(Data listing)
## Begin
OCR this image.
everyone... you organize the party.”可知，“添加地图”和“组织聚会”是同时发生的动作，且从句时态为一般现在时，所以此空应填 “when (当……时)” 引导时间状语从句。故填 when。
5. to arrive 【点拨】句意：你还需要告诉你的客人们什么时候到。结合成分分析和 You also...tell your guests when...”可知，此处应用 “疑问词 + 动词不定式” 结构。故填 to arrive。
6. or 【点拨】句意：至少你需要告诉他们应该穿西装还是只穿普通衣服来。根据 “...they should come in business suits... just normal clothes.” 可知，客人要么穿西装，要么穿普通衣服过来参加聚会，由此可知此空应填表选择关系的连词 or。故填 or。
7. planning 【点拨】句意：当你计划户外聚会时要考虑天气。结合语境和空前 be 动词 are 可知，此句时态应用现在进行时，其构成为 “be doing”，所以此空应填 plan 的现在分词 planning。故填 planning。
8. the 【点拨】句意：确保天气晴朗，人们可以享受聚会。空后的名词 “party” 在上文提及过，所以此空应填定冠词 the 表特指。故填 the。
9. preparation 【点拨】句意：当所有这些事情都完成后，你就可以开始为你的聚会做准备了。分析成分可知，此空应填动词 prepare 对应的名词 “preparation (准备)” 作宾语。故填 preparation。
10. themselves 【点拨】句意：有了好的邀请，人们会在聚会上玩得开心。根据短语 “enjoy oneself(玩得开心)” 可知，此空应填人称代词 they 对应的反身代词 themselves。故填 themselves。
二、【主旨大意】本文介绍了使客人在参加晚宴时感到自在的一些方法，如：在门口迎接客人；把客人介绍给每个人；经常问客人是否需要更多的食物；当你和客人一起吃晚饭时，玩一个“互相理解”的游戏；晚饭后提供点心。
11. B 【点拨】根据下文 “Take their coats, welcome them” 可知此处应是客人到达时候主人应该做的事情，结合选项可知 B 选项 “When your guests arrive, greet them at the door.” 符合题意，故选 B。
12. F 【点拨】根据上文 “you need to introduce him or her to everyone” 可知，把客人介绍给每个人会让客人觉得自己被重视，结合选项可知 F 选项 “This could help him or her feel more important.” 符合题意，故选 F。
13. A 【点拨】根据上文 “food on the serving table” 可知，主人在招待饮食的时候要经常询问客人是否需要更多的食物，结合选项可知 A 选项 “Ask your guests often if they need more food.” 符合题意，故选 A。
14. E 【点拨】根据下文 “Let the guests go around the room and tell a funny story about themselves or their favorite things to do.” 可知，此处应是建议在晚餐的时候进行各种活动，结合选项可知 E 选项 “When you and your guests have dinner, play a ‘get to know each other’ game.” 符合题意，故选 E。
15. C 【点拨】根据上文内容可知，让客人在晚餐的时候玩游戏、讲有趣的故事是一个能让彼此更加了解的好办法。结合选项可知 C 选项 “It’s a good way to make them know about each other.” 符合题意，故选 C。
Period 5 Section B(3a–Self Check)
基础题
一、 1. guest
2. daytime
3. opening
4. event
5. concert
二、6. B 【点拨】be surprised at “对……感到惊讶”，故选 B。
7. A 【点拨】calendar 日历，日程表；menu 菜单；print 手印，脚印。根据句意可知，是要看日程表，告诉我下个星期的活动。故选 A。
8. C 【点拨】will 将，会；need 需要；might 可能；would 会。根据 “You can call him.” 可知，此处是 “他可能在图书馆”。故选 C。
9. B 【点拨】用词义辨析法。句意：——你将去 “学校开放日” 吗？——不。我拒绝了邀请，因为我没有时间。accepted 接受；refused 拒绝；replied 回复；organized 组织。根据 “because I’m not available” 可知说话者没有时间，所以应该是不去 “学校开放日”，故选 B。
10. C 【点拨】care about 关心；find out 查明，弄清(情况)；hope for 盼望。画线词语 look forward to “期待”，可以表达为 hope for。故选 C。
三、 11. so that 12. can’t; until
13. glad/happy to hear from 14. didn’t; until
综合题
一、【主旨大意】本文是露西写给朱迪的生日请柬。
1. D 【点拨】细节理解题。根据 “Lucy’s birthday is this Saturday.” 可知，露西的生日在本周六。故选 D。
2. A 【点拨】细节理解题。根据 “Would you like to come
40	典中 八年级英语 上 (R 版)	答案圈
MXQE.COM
## End
**Exercise brief**
All records above must be set down exactly, please.

**Exercise response**
OCR this image.
everyone... you organize the party.”可知，“添加地图”和“组织聚会”是同时发生的动作，且从句时态为一般现在时，所以此空应填 “when (当……时)” 引导时间状语从句。故填 when。
5. to arrive 【点拨】句意：你还需要告诉你的客人们什么时候到。结合成分分析和 You also...tell your guests when...”可知，此处应用 “疑问词 + 动词不定式” 结构。故填 to arrive。
6. or 【点拨】句意：至少你需要告诉他们应该穿西装还是只穿普通衣服来。根据 “...they should come in business suits... just normal clothes.” 可知，客人要么穿西装，要么穿普通衣服过来参加聚会，由此可知此空应填表选择关系的连词 or。故填 or。
7. planning 【点拨】句意：当你计划户外聚会时要考虑天气。结合语境和空前 be 动词 are 可知，此句时态应用现在进行时，其构成为 “be doing”，所以此空应填 plan 的现在分词 planning。故填 planning。
8. the 【点拨】句意：确保天气晴朗，人们可以享受聚会。空后的名词 “party” 在上文提及过，所以此空应填定冠词 the 表特指。故填 the。
9. preparation 【点拨】句意：当所有这些事情都完成后，你就可以开始为你的聚会做准备了。分析成分可知，此空应填动词 prepare 对应的名词 “preparation (准备)” 作宾语。故填 preparation。
10. themselves 【点拨】句意：有了好的邀请，人们会在聚会上玩得开心。根据短语 “enjoy oneself(玩得开心)” 可知，此空应填人称代词 they 对应的反身代词 themselves。故填 themselves。
二、【主旨大意】本文介绍了使客人在参加晚宴时感到自在的一些方法，如：在门口迎接客人；把客人介绍给每个人；经常问客人是否需要更多的食物；当你和客人一起吃晚饭时，玩一个“互相理解”的游戏；晚饭后提供点心。
11. B 【点拨】根据下文 “Take their coats, welcome them” 可知此处应是客人到达时候主人应该做的事情，结合选项可知 B 选项 “When your guests arrive, greet them at the door.” 符合题意，故选 B。
12. F 【点拨】根据上文 “you need to introduce him or her to everyone” 可知，把客人介绍给每个人会让客人觉得自己被重视，结合选项可知 F 选项 “This could help him or her feel more important.” 符合题意，故选 F。
13. A 【点拨】根据上文 “food on the serving table” 可知，主人在招待饮食的时候要经常询问客人是否需要更多的食物，结合选项可知 A 选项 “Ask your guests often if they need more food.” 符合题意，故选 A。
14. E 【点拨】根据下文 “Let the guests go around the room and tell a funny story about themselves or their favorite things to do.” 可知，此处应是建议在晚餐的时候进行各种活动，结合选项可知 E 选项 “When you and your guests have dinner, play a ‘get to know each other’ game.” 符合题意，故选 E。
15. C 【点拨】根据上文内容可知，让客人在晚餐的时候玩游戏、讲有趣的故事是一个能让彼此更加了解的好办法。结合选项可知 C 选项 “It’s a good way to make them know about each other.” 符合题意，故选 C。
Period 5 Section B(3a–Self Check)
基础题
一、 1. guest
2. daytime
3. opening
4. event
5. concert
二、6. B 【点拨】be surprised at “对……感到惊讶”，故选 B。
7. A 【点拨】calendar 日历，日程表；menu 菜单；print 手印，脚印。根据句意可知，是要看日程表，告诉我下个星期的活动。故选 A。
8. C 【点拨】will 将，会；need 需要；might 可能；would 会。根据 “You can call him.” 可知，此处是 “他可能在图书馆”。故选 C。
9. B 【点拨】用词义辨析法。句意：——你将去 “学校开放日” 吗？——不。我拒绝了邀请，因为我没有时间。accepted 接受；refused 拒绝；replied 回复；organized 组织。根据 “because I’m not available” 可知说话者没有时间，所以应该是不去 “学校开放日”，故选 B。
10. C 【点拨】care about 关心；find out 查明，弄清(情况)；hope for 盼望。画线词语 look forward to “期待”，可以表达为 hope for。故选 C。
三、 11. so that 12. can’t; until
13. glad/happy to hear from 14. didn’t; until
综合题
一、【主旨大意】本文是露西写给朱迪的生日请柬。
1. D 【点拨】细节理解题。根据 “Lucy’s birthday is this Saturday.” 可知，露西的生日在本周六。故选 D。
2. A 【点拨】细节理解题。根据 “Would you like to come
40	典中 八年级英语 上 (R 版)	答案圈
MXQE.COM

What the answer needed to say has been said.